Give the entries back exactly, dropping each image.

____

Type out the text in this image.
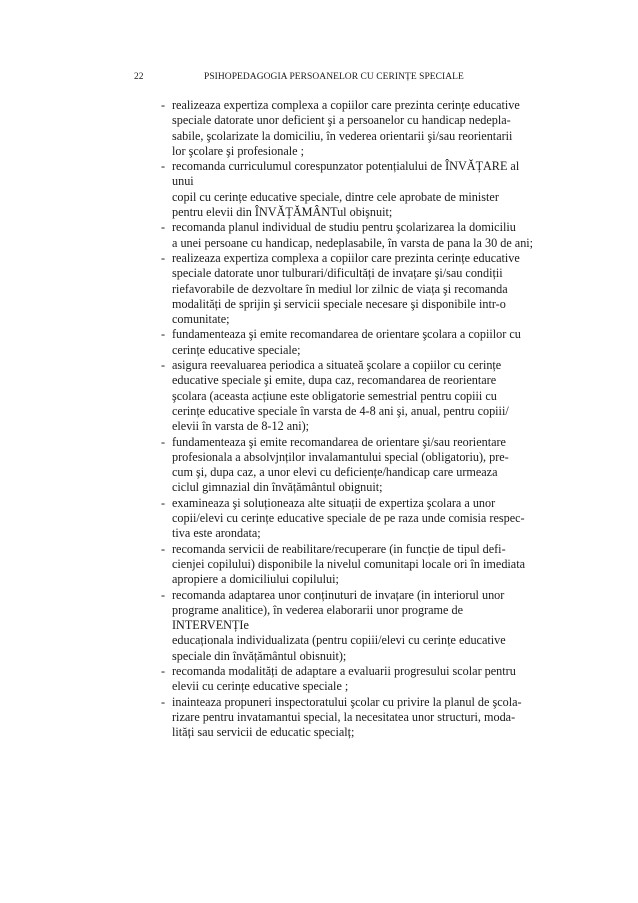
22	PSIHOPEDAGOGIA PERSOANELOR CU CERINȚE SPECIALE
- realizeaza expertiza complexa a copiilor care prezinta cerințe educative
speciale datorate unor deficient şi a persoanelor cu handicap nedepla-
sabile, şcolarizate la domiciliu, în vederea orientarii şi/sau reorientarii
lor şcolare şi profesionale ;
- recomanda curriculumul corespunzator potențialului de ÎNVĂȚARE al
unui
copil cu cerințe educative speciale, dintre cele aprobate de minister
pentru elevii din ÎNVĂȚĂMÂNTul obişnuit;
- recomanda planul individual de studiu pentru şcolarizarea la domiciliu
a unei persoane cu handicap, nedeplasabile, în varsta de pana la 30 de ani;
- realizeaza expertiza complexa a copiilor care prezinta cerințe educative
speciale datorate unor tulburari/dificultăți de invațare şi/sau condiții
riefavorabile de dezvoltare în mediul lor zilnic de viața şi recomanda
modalități de sprijin şi servicii speciale necesare şi disponibile intr-o
comunitate;
- fundamenteaza şi emite recomandarea de orientare şcolara a copiilor cu
cerințe educative speciale;
- asigura reevaluarea periodica a situateă şcolare a copiilor cu cerințe
educative speciale şi emite, dupa caz, recomandarea de reorientare
şcolara (aceasta acțiune este obligatorie semestrial pentru copiii cu
cerințe educative speciale în varsta de 4-8 ani şi, anual, pentru copiii/
elevii în varsta de 8-12 ani);
- fundamenteaza şi emite recomandarea de orientare şi/sau reorientare
profesionala a absolvjnților invalamantului special (obligatoriu), pre-
cum şi, dupa caz, a unor elevi cu deficiențe/handicap care urmeaza
ciclul gimnazial din învățământul obignuit;
- examineaza şi soluționeaza alte situații de expertiza şcolara a unor
copii/elevi cu cerințe educative speciale de pe raza unde comisia respec-
tiva este arondata;
- recomanda servicii de reabilitare/recuperare (in funcție de tipul defi-
cienjei copilului) disponibile la nivelul comunitapi locale ori în imediata
apropiere a domiciliului copilului;
- recomanda adaptarea unor conținuturi de invațare (in interiorul unor
programe analitice), în vederea elaborarii unor programe de
INTERVENȚIe
educaționala individualizata (pentru copiii/elevi cu cerințe educative
speciale din învățământul obisnuit);
- recomanda modalități de adaptare a evaluarii progresului scolar pentru
elevii cu cerințe educative speciale ;
- inainteaza propuneri inspectoratului şcolar cu privire la planul de şcola-
rizare pentru invatamantui special, la necesitatea unor structuri, moda-
lități sau servicii de educatic specialț;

____

- Exercise response -
Type out the text in this image.
22	PSIHOPEDAGOGIA PERSOANELOR CU CERINȚE SPECIALE
- realizeaza expertiza complexa a copiilor care prezinta cerințe educative
speciale datorate unor deficient şi a persoanelor cu handicap nedepla-
sabile, şcolarizate la domiciliu, în vederea orientarii şi/sau reorientarii
lor şcolare şi profesionale ;
- recomanda curriculumul corespunzator potențialului de ÎNVĂȚARE al
unui
copil cu cerințe educative speciale, dintre cele aprobate de minister
pentru elevii din ÎNVĂȚĂMÂNTul obişnuit;
- recomanda planul individual de studiu pentru şcolarizarea la domiciliu
a unei persoane cu handicap, nedeplasabile, în varsta de pana la 30 de ani;
- realizeaza expertiza complexa a copiilor care prezinta cerințe educative
speciale datorate unor tulburari/dificultăți de invațare şi/sau condiții
riefavorabile de dezvoltare în mediul lor zilnic de viața şi recomanda
modalități de sprijin şi servicii speciale necesare şi disponibile intr-o
comunitate;
- fundamenteaza şi emite recomandarea de orientare şcolara a copiilor cu
cerințe educative speciale;
- asigura reevaluarea periodica a situateă şcolare a copiilor cu cerințe
educative speciale şi emite, dupa caz, recomandarea de reorientare
şcolara (aceasta acțiune este obligatorie semestrial pentru copiii cu
cerințe educative speciale în varsta de 4-8 ani şi, anual, pentru copiii/
elevii în varsta de 8-12 ani);
- fundamenteaza şi emite recomandarea de orientare şi/sau reorientare
profesionala a absolvjnților invalamantului special (obligatoriu), pre-
cum şi, dupa caz, a unor elevi cu deficiențe/handicap care urmeaza
ciclul gimnazial din învățământul obignuit;
- examineaza şi soluționeaza alte situații de expertiza şcolara a unor
copii/elevi cu cerințe educative speciale de pe raza unde comisia respec-
tiva este arondata;
- recomanda servicii de reabilitare/recuperare (in funcție de tipul defi-
cienjei copilului) disponibile la nivelul comunitapi locale ori în imediata
apropiere a domiciliului copilului;
- recomanda adaptarea unor conținuturi de invațare (in interiorul unor
programe analitice), în vederea elaborarii unor programe de
INTERVENȚIe
educaționala individualizata (pentru copiii/elevi cu cerințe educative
speciale din învățământul obisnuit);
- recomanda modalități de adaptare a evaluarii progresului scolar pentru
elevii cu cerințe educative speciale ;
- inainteaza propuneri inspectoratului şcolar cu privire la planul de şcola-
rizare pentru invatamantui special, la necesitatea unor structuri, moda-
lități sau servicii de educatic specialț;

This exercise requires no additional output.